> _Task directions_
Output the full listing below exactly, without the pictures.

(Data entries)
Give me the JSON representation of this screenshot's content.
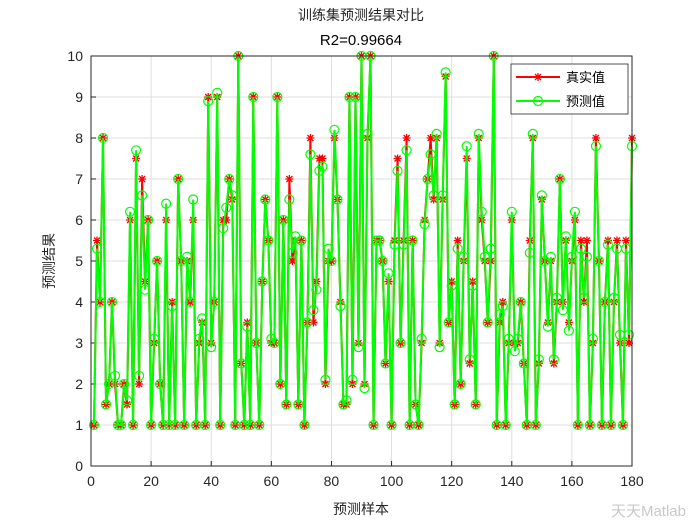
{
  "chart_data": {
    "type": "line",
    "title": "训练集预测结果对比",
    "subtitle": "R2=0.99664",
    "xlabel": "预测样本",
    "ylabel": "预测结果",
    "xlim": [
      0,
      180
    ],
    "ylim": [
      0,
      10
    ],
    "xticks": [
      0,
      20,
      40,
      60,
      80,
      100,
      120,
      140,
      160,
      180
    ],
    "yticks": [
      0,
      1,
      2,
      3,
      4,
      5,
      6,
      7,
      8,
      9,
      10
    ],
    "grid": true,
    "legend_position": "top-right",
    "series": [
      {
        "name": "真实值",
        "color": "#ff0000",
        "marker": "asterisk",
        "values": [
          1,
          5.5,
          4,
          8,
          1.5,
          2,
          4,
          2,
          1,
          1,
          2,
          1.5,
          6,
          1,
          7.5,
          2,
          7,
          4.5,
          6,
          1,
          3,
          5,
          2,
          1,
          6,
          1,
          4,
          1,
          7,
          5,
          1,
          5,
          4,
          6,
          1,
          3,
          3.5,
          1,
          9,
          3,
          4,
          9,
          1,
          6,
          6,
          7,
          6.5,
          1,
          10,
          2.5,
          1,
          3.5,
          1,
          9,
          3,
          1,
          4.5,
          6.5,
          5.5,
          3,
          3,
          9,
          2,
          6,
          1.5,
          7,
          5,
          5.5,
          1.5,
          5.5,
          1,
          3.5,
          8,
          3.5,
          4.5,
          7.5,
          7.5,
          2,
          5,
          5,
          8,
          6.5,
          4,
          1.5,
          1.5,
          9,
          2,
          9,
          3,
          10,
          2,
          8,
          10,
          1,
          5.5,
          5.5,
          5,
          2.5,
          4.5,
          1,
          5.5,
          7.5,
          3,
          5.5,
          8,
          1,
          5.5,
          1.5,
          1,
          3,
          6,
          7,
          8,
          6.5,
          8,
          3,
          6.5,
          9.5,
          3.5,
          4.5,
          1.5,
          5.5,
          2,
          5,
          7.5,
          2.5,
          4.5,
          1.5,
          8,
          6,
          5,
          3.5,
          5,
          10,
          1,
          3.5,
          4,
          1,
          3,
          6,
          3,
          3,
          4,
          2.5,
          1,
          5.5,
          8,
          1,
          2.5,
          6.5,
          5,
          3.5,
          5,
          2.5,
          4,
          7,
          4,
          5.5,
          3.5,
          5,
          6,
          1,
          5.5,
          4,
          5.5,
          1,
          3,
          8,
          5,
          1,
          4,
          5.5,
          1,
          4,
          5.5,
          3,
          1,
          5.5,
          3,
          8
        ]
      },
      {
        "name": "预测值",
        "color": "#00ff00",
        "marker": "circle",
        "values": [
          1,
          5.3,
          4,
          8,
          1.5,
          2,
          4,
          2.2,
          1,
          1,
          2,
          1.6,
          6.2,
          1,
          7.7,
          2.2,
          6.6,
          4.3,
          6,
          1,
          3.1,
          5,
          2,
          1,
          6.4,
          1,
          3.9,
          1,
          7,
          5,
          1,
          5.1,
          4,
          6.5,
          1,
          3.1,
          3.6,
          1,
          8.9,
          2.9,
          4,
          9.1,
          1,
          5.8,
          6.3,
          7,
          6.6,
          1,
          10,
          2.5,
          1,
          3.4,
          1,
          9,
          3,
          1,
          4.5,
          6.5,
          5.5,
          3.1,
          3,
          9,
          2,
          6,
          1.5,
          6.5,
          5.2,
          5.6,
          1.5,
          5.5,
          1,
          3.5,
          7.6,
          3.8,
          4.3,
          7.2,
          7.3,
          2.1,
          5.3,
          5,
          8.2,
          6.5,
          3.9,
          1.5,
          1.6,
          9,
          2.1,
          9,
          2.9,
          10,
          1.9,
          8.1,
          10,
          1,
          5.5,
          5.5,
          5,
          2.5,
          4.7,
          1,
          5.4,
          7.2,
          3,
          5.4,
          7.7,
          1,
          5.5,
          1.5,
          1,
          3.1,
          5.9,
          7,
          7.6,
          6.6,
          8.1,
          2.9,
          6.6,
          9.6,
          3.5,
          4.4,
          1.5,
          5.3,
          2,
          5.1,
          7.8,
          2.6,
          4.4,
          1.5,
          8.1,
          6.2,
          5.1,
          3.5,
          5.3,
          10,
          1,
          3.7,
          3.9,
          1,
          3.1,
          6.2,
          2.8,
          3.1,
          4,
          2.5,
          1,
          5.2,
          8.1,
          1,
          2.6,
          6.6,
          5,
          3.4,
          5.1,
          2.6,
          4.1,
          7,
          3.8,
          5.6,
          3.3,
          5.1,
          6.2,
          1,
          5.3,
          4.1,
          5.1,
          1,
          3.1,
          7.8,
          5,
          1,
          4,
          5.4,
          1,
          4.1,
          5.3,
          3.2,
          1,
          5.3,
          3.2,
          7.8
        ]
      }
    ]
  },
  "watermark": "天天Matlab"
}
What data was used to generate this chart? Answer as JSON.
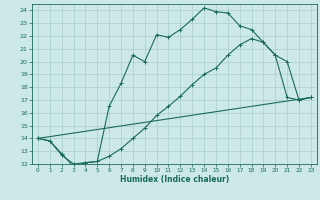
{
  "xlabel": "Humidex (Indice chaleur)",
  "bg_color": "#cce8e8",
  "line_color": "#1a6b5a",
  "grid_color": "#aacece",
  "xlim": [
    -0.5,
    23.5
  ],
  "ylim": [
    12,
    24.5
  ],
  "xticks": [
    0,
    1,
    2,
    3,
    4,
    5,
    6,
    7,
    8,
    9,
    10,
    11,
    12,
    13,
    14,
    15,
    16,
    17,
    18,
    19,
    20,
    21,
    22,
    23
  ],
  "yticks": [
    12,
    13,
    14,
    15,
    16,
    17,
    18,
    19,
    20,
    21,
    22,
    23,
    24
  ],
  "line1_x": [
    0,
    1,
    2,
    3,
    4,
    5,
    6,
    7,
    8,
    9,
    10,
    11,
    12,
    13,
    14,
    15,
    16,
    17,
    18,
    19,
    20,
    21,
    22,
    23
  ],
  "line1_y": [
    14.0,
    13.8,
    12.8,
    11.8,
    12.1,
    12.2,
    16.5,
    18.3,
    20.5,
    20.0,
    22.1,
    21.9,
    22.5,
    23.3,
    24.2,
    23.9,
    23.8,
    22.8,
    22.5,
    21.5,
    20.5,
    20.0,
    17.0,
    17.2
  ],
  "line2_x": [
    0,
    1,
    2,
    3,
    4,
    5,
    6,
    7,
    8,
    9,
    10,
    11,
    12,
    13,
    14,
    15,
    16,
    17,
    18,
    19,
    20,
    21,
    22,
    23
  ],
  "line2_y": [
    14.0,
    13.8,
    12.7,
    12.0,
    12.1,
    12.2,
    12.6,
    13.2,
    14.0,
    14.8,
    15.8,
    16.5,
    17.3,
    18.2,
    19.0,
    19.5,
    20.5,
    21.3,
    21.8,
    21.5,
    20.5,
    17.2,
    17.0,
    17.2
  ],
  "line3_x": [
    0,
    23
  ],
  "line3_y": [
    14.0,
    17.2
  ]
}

> _Finished task_
Give me the JSON representation of this screenshot's content.
{
  "chart_data": {
    "type": "line",
    "title": "训练集预测结果对比",
    "subtitle": "R2=0.99664",
    "xlabel": "预测样本",
    "ylabel": "预测结果",
    "xlim": [
      0,
      180
    ],
    "ylim": [
      0,
      10
    ],
    "xticks": [
      0,
      20,
      40,
      60,
      80,
      100,
      120,
      140,
      160,
      180
    ],
    "yticks": [
      0,
      1,
      2,
      3,
      4,
      5,
      6,
      7,
      8,
      9,
      10
    ],
    "grid": true,
    "legend_position": "top-right",
    "series": [
      {
        "name": "真实值",
        "color": "#ff0000",
        "marker": "asterisk",
        "values": [
          1,
          5.5,
          4,
          8,
          1.5,
          2,
          4,
          2,
          1,
          1,
          2,
          1.5,
          6,
          1,
          7.5,
          2,
          7,
          4.5,
          6,
          1,
          3,
          5,
          2,
          1,
          6,
          1,
          4,
          1,
          7,
          5,
          1,
          5,
          4,
          6,
          1,
          3,
          3.5,
          1,
          9,
          3,
          4,
          9,
          1,
          6,
          6,
          7,
          6.5,
          1,
          10,
          2.5,
          1,
          3.5,
          1,
          9,
          3,
          1,
          4.5,
          6.5,
          5.5,
          3,
          3,
          9,
          2,
          6,
          1.5,
          7,
          5,
          5.5,
          1.5,
          5.5,
          1,
          3.5,
          8,
          3.5,
          4.5,
          7.5,
          7.5,
          2,
          5,
          5,
          8,
          6.5,
          4,
          1.5,
          1.5,
          9,
          2,
          9,
          3,
          10,
          2,
          8,
          10,
          1,
          5.5,
          5.5,
          5,
          2.5,
          4.5,
          1,
          5.5,
          7.5,
          3,
          5.5,
          8,
          1,
          5.5,
          1.5,
          1,
          3,
          6,
          7,
          8,
          6.5,
          8,
          3,
          6.5,
          9.5,
          3.5,
          4.5,
          1.5,
          5.5,
          2,
          5,
          7.5,
          2.5,
          4.5,
          1.5,
          8,
          6,
          5,
          3.5,
          5,
          10,
          1,
          3.5,
          4,
          1,
          3,
          6,
          3,
          3,
          4,
          2.5,
          1,
          5.5,
          8,
          1,
          2.5,
          6.5,
          5,
          3.5,
          5,
          2.5,
          4,
          7,
          4,
          5.5,
          3.5,
          5,
          6,
          1,
          5.5,
          4,
          5.5,
          1,
          3,
          8,
          5,
          1,
          4,
          5.5,
          1,
          4,
          5.5,
          3,
          1,
          5.5,
          3,
          8
        ]
      },
      {
        "name": "预测值",
        "color": "#00ff00",
        "marker": "circle",
        "values": [
          1,
          5.3,
          4,
          8,
          1.5,
          2,
          4,
          2.2,
          1,
          1,
          2,
          1.6,
          6.2,
          1,
          7.7,
          2.2,
          6.6,
          4.3,
          6,
          1,
          3.1,
          5,
          2,
          1,
          6.4,
          1,
          3.9,
          1,
          7,
          5,
          1,
          5.1,
          4,
          6.5,
          1,
          3.1,
          3.6,
          1,
          8.9,
          2.9,
          4,
          9.1,
          1,
          5.8,
          6.3,
          7,
          6.6,
          1,
          10,
          2.5,
          1,
          3.4,
          1,
          9,
          3,
          1,
          4.5,
          6.5,
          5.5,
          3.1,
          3,
          9,
          2,
          6,
          1.5,
          6.5,
          5.2,
          5.6,
          1.5,
          5.5,
          1,
          3.5,
          7.6,
          3.8,
          4.3,
          7.2,
          7.3,
          2.1,
          5.3,
          5,
          8.2,
          6.5,
          3.9,
          1.5,
          1.6,
          9,
          2.1,
          9,
          2.9,
          10,
          1.9,
          8.1,
          10,
          1,
          5.5,
          5.5,
          5,
          2.5,
          4.7,
          1,
          5.4,
          7.2,
          3,
          5.4,
          7.7,
          1,
          5.5,
          1.5,
          1,
          3.1,
          5.9,
          7,
          7.6,
          6.6,
          8.1,
          2.9,
          6.6,
          9.6,
          3.5,
          4.4,
          1.5,
          5.3,
          2,
          5.1,
          7.8,
          2.6,
          4.4,
          1.5,
          8.1,
          6.2,
          5.1,
          3.5,
          5.3,
          10,
          1,
          3.7,
          3.9,
          1,
          3.1,
          6.2,
          2.8,
          3.1,
          4,
          2.5,
          1,
          5.2,
          8.1,
          1,
          2.6,
          6.6,
          5,
          3.4,
          5.1,
          2.6,
          4.1,
          7,
          3.8,
          5.6,
          3.3,
          5.1,
          6.2,
          1,
          5.3,
          4.1,
          5.1,
          1,
          3.1,
          7.8,
          5,
          1,
          4,
          5.4,
          1,
          4.1,
          5.3,
          3.2,
          1,
          5.3,
          3.2,
          7.8
        ]
      }
    ]
  },
  "watermark": "天天Matlab"
}
What data was used to generate this chart? Answer as JSON.
{
  "xlabel": "Humidex (Indice chaleur)",
  "bg_color": "#cce8e8",
  "line_color": "#1a6b5a",
  "grid_color": "#aacece",
  "xlim": [
    -0.5,
    23.5
  ],
  "ylim": [
    12,
    24.5
  ],
  "xticks": [
    0,
    1,
    2,
    3,
    4,
    5,
    6,
    7,
    8,
    9,
    10,
    11,
    12,
    13,
    14,
    15,
    16,
    17,
    18,
    19,
    20,
    21,
    22,
    23
  ],
  "yticks": [
    12,
    13,
    14,
    15,
    16,
    17,
    18,
    19,
    20,
    21,
    22,
    23,
    24
  ],
  "line1_x": [
    0,
    1,
    2,
    3,
    4,
    5,
    6,
    7,
    8,
    9,
    10,
    11,
    12,
    13,
    14,
    15,
    16,
    17,
    18,
    19,
    20,
    21,
    22,
    23
  ],
  "line1_y": [
    14.0,
    13.8,
    12.8,
    11.8,
    12.1,
    12.2,
    16.5,
    18.3,
    20.5,
    20.0,
    22.1,
    21.9,
    22.5,
    23.3,
    24.2,
    23.9,
    23.8,
    22.8,
    22.5,
    21.5,
    20.5,
    20.0,
    17.0,
    17.2
  ],
  "line2_x": [
    0,
    1,
    2,
    3,
    4,
    5,
    6,
    7,
    8,
    9,
    10,
    11,
    12,
    13,
    14,
    15,
    16,
    17,
    18,
    19,
    20,
    21,
    22,
    23
  ],
  "line2_y": [
    14.0,
    13.8,
    12.7,
    12.0,
    12.1,
    12.2,
    12.6,
    13.2,
    14.0,
    14.8,
    15.8,
    16.5,
    17.3,
    18.2,
    19.0,
    19.5,
    20.5,
    21.3,
    21.8,
    21.5,
    20.5,
    17.2,
    17.0,
    17.2
  ],
  "line3_x": [
    0,
    23
  ],
  "line3_y": [
    14.0,
    17.2
  ]
}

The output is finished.